DESCRIPTION OF THE TASK ::
Print each line of the listing once more, precisely as given.

RECORDS SHOWN ::
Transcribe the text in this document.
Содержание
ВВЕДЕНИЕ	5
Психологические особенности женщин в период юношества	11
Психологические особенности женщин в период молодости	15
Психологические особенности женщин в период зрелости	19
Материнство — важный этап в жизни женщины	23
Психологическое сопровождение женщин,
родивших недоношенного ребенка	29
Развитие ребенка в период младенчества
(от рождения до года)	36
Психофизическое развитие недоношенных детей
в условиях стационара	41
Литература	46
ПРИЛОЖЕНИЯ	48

FINAL RESULT ::
Transcribe the text in this document.
Содержание
ВВЕДЕНИЕ	5
Психологические особенности женщин в период юношества	11
Психологические особенности женщин в период молодости	15
Психологические особенности женщин в период зрелости	19
Материнство — важный этап в жизни женщины	23
Психологическое сопровождение женщин,
родивших недоношенного ребенка	29
Развитие ребенка в период младенчества
(от рождения до года)	36
Психофизическое развитие недоношенных детей
в условиях стационара	41
Литература	46
ПРИЛОЖЕНИЯ	48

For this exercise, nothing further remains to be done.